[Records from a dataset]

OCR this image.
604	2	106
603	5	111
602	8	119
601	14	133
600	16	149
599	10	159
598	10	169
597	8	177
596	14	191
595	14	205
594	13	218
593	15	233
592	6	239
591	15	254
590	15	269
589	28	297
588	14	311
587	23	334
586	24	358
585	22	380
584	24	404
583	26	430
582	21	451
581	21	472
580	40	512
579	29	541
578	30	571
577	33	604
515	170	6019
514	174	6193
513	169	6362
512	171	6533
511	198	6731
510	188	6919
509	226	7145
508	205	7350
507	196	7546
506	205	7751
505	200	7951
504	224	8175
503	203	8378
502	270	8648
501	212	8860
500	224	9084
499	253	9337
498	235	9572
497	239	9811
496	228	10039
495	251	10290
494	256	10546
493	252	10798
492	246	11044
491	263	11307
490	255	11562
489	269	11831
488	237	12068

_To be done:_ Write out all the entries exactly.

_Output for this task:_
OCR this image.
604	2	106
603	5	111
602	8	119
601	14	133
600	16	149
599	10	159
598	10	169
597	8	177
596	14	191
595	14	205
594	13	218
593	15	233
592	6	239
591	15	254
590	15	269
589	28	297
588	14	311
587	23	334
586	24	358
585	22	380
584	24	404
583	26	430
582	21	451
581	21	472
580	40	512
579	29	541
578	30	571
577	33	604
515	170	6019
514	174	6193
513	169	6362
512	171	6533
511	198	6731
510	188	6919
509	226	7145
508	205	7350
507	196	7546
506	205	7751
505	200	7951
504	224	8175
503	203	8378
502	270	8648
501	212	8860
500	224	9084
499	253	9337
498	235	9572
497	239	9811
496	228	10039
495	251	10290
494	256	10546
493	252	10798
492	246	11044
491	263	11307
490	255	11562
489	269	11831
488	237	12068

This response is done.